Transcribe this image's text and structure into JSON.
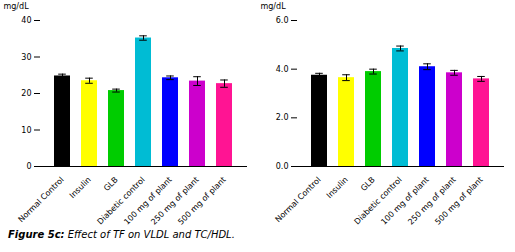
{
  "chart_data": [
    {
      "type": "bar",
      "ylabel": "mg/dL",
      "ylim": [
        0,
        40
      ],
      "yticks": [
        0,
        10,
        20,
        30,
        40
      ],
      "categories": [
        "Normal Control",
        "Insulin",
        "GLB",
        "Diabetic control",
        "100 mg of plant",
        "250 mg of plant",
        "500 mg of plant"
      ],
      "values": [
        24.8,
        23.5,
        20.8,
        35.2,
        24.3,
        23.4,
        22.7
      ],
      "errors": [
        0.5,
        0.7,
        0.4,
        0.6,
        0.5,
        1.2,
        1.0
      ],
      "colors": [
        "#000000",
        "#ffff00",
        "#00cc00",
        "#00bcd4",
        "#0000ff",
        "#cc00cc",
        "#ff1493"
      ]
    },
    {
      "type": "bar",
      "ylabel": "mg/dL",
      "ylim": [
        0,
        6
      ],
      "yticks": [
        0,
        2,
        4,
        6
      ],
      "categories": [
        "Normal Control",
        "Insulin",
        "GLB",
        "Diabetic control",
        "100 mg of plant",
        "250 mg of plant",
        "500 mg of plant"
      ],
      "values": [
        3.75,
        3.65,
        3.9,
        4.85,
        4.1,
        3.85,
        3.6
      ],
      "errors": [
        0.08,
        0.12,
        0.1,
        0.1,
        0.12,
        0.1,
        0.1
      ],
      "colors": [
        "#000000",
        "#ffff00",
        "#00cc00",
        "#00bcd4",
        "#0000ff",
        "#cc00cc",
        "#ff1493"
      ]
    }
  ],
  "caption": "Figure 5c: Effect of TF on VLDL and TC/HDL."
}
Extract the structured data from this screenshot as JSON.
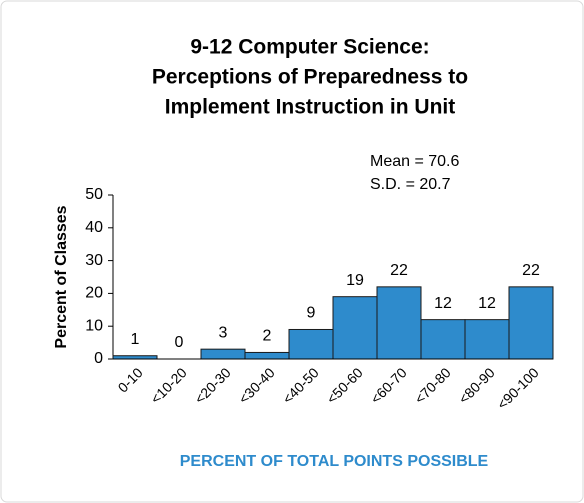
{
  "chart_data": {
    "type": "bar",
    "title": [
      "9-12 Computer Science:",
      "Perceptions of Preparedness to",
      "Implement Instruction in Unit"
    ],
    "annotations": [
      "Mean = 70.6",
      "S.D. = 20.7"
    ],
    "y_label": "Percent of Classes",
    "x_label": "PERCENT OF TOTAL POINTS POSSIBLE",
    "categories": [
      "0-10",
      "<10-20",
      "<20-30",
      "<30-40",
      "<40-50",
      "<50-60",
      "<60-70",
      "<70-80",
      "<80-90",
      "<90-100"
    ],
    "values": [
      1,
      0,
      3,
      2,
      9,
      19,
      22,
      12,
      12,
      22
    ],
    "color": "#2e8bcc",
    "ylim": [
      0,
      50
    ],
    "yticks": [
      0,
      10,
      20,
      30,
      40,
      50
    ],
    "grid": false
  }
}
══════
**Task**
How many lines of the entries above hold the string "JSON"? Reply with the number alone.

**Written answer**
2